| Data listing |
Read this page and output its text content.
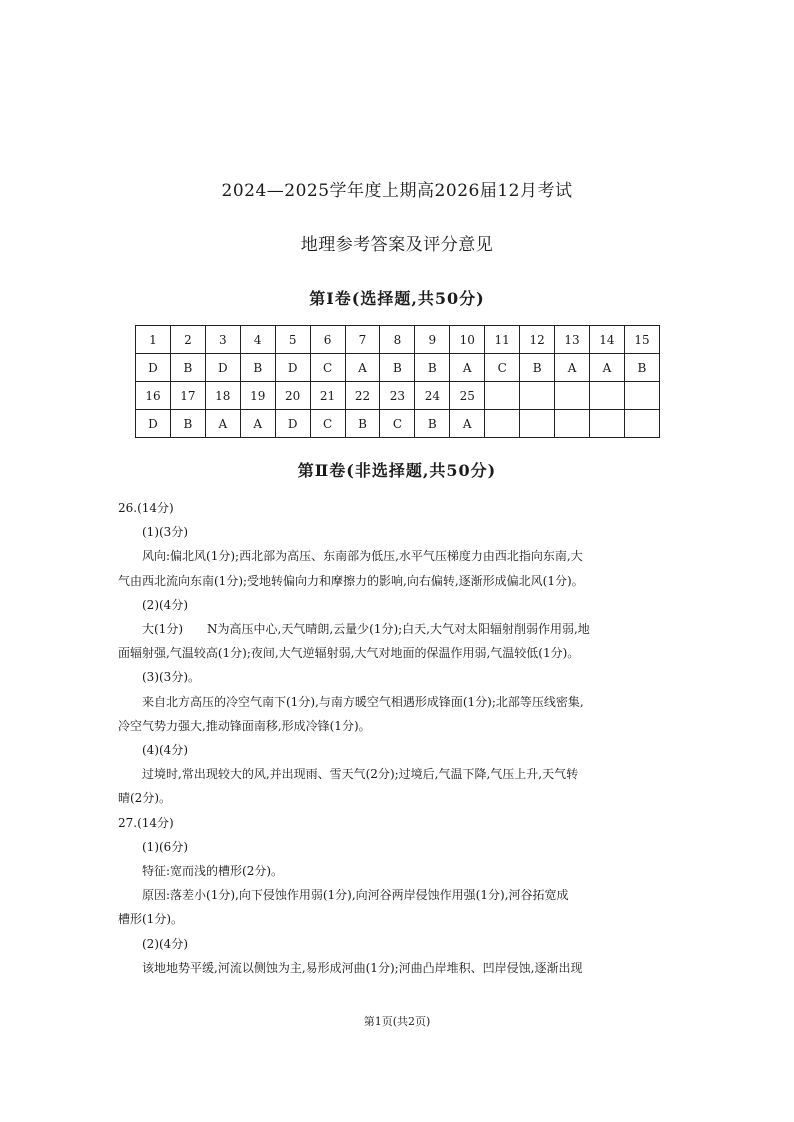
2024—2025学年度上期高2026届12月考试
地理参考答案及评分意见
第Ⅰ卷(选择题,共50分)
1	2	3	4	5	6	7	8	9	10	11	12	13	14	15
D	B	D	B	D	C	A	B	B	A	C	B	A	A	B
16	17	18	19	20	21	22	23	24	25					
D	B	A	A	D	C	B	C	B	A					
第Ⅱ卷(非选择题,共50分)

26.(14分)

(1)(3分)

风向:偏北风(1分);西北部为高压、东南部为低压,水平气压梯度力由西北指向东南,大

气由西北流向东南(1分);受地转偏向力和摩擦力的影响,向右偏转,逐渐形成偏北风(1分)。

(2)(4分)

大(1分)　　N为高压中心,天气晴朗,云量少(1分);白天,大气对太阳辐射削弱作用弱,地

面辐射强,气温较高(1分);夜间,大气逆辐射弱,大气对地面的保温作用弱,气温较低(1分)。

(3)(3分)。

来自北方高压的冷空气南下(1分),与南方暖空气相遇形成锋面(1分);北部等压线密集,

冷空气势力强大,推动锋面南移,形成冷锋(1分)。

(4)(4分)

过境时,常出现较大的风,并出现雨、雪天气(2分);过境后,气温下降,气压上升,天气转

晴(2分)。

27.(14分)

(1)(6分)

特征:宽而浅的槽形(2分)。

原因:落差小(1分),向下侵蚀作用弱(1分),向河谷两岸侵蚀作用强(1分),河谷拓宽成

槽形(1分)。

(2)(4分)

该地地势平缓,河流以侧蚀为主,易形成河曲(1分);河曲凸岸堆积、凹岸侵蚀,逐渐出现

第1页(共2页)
* * *
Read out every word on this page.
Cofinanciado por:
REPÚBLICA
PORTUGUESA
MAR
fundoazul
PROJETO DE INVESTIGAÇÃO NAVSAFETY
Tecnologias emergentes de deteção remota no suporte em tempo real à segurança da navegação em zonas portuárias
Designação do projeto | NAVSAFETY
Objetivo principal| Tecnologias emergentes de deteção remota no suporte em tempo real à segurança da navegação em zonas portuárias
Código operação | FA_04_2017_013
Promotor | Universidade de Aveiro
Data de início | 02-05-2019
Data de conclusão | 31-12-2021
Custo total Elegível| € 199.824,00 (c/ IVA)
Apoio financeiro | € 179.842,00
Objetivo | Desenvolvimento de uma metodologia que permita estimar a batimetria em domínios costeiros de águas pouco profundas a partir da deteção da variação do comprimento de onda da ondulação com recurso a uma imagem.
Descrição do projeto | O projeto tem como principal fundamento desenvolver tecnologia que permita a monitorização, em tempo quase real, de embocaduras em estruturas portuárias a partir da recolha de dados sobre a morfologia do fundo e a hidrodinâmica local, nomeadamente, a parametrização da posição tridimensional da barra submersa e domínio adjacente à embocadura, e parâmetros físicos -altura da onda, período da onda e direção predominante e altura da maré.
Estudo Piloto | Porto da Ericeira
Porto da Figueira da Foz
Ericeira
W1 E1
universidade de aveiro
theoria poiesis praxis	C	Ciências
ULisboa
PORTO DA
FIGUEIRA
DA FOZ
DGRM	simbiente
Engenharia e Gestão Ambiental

| Problem to solve |
How many lines of the listing include the string "permita"? Answer with the number alone.

| Full response |
2